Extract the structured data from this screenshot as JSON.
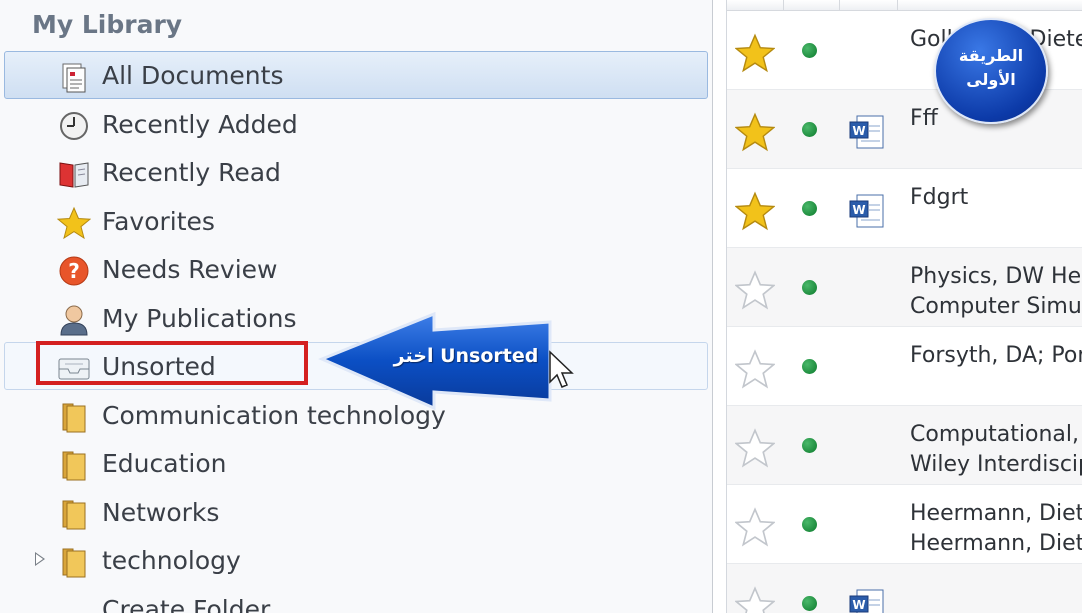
{
  "sidebar": {
    "title": "My Library",
    "items": [
      {
        "label": "All Documents",
        "icon": "all-documents-icon"
      },
      {
        "label": "Recently Added",
        "icon": "clock-icon"
      },
      {
        "label": "Recently Read",
        "icon": "open-book-icon"
      },
      {
        "label": "Favorites",
        "icon": "star-icon"
      },
      {
        "label": "Needs Review",
        "icon": "question-icon"
      },
      {
        "label": "My Publications",
        "icon": "person-icon"
      },
      {
        "label": "Unsorted",
        "icon": "inbox-tray-icon"
      },
      {
        "label": "Communication technology",
        "icon": "folder-icon"
      },
      {
        "label": "Education",
        "icon": "folder-icon"
      },
      {
        "label": "Networks",
        "icon": "folder-icon"
      },
      {
        "label": "technology",
        "icon": "folder-icon"
      },
      {
        "label": "Create Folder...",
        "icon": ""
      }
    ]
  },
  "callout": {
    "text": "اختر Unsorted",
    "color": "#0b4fc4"
  },
  "badge": {
    "line1": "الطريقة",
    "line2": "الأولى",
    "color": "#0c3aa8"
  },
  "documents": [
    {
      "favorite": true,
      "read_status": "green-dot",
      "has_file": false,
      "line1": "Gollmann, Dieter",
      "line2": ""
    },
    {
      "favorite": true,
      "read_status": "green-dot",
      "has_file": true,
      "line1": "Fff",
      "line2": ""
    },
    {
      "favorite": true,
      "read_status": "green-dot",
      "has_file": true,
      "line1": "Fdgrt",
      "line2": ""
    },
    {
      "favorite": false,
      "read_status": "green-dot",
      "has_file": false,
      "line1": "Physics, DW Heermann",
      "line2": "Computer Simulation"
    },
    {
      "favorite": false,
      "read_status": "green-dot",
      "has_file": false,
      "line1": "Forsyth, DA; Ponce",
      "line2": ""
    },
    {
      "favorite": false,
      "read_status": "green-dot",
      "has_file": false,
      "line1": "Computational,",
      "line2": "Wiley Interdisciplinary"
    },
    {
      "favorite": false,
      "read_status": "green-dot",
      "has_file": false,
      "line1": "Heermann, Dieter",
      "line2": "Heermann, Dieter"
    },
    {
      "favorite": false,
      "read_status": "green-dot",
      "has_file": true,
      "line1": "",
      "line2": ""
    }
  ],
  "colors": {
    "selection": "#cfdff2",
    "highlight_box": "#d42020",
    "star": "#f2c21a",
    "read_dot": "#129a3c"
  }
}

__________________________________________________

Task
Reproduce the full material exactly, excluding the pictures.

Result of the exercise
Extract the structured data from this screenshot as JSON.
{
  "sidebar": {
    "title": "My Library",
    "items": [
      {
        "label": "All Documents",
        "icon": "all-documents-icon"
      },
      {
        "label": "Recently Added",
        "icon": "clock-icon"
      },
      {
        "label": "Recently Read",
        "icon": "open-book-icon"
      },
      {
        "label": "Favorites",
        "icon": "star-icon"
      },
      {
        "label": "Needs Review",
        "icon": "question-icon"
      },
      {
        "label": "My Publications",
        "icon": "person-icon"
      },
      {
        "label": "Unsorted",
        "icon": "inbox-tray-icon"
      },
      {
        "label": "Communication technology",
        "icon": "folder-icon"
      },
      {
        "label": "Education",
        "icon": "folder-icon"
      },
      {
        "label": "Networks",
        "icon": "folder-icon"
      },
      {
        "label": "technology",
        "icon": "folder-icon"
      },
      {
        "label": "Create Folder...",
        "icon": ""
      }
    ]
  },
  "callout": {
    "text": "اختر Unsorted",
    "color": "#0b4fc4"
  },
  "badge": {
    "line1": "الطريقة",
    "line2": "الأولى",
    "color": "#0c3aa8"
  },
  "documents": [
    {
      "favorite": true,
      "read_status": "green-dot",
      "has_file": false,
      "line1": "Gollmann, Dieter",
      "line2": ""
    },
    {
      "favorite": true,
      "read_status": "green-dot",
      "has_file": true,
      "line1": "Fff",
      "line2": ""
    },
    {
      "favorite": true,
      "read_status": "green-dot",
      "has_file": true,
      "line1": "Fdgrt",
      "line2": ""
    },
    {
      "favorite": false,
      "read_status": "green-dot",
      "has_file": false,
      "line1": "Physics, DW Heermann",
      "line2": "Computer Simulation"
    },
    {
      "favorite": false,
      "read_status": "green-dot",
      "has_file": false,
      "line1": "Forsyth, DA; Ponce",
      "line2": ""
    },
    {
      "favorite": false,
      "read_status": "green-dot",
      "has_file": false,
      "line1": "Computational,",
      "line2": "Wiley Interdisciplinary"
    },
    {
      "favorite": false,
      "read_status": "green-dot",
      "has_file": false,
      "line1": "Heermann, Dieter",
      "line2": "Heermann, Dieter"
    },
    {
      "favorite": false,
      "read_status": "green-dot",
      "has_file": true,
      "line1": "",
      "line2": ""
    }
  ],
  "colors": {
    "selection": "#cfdff2",
    "highlight_box": "#d42020",
    "star": "#f2c21a",
    "read_dot": "#129a3c"
  }
}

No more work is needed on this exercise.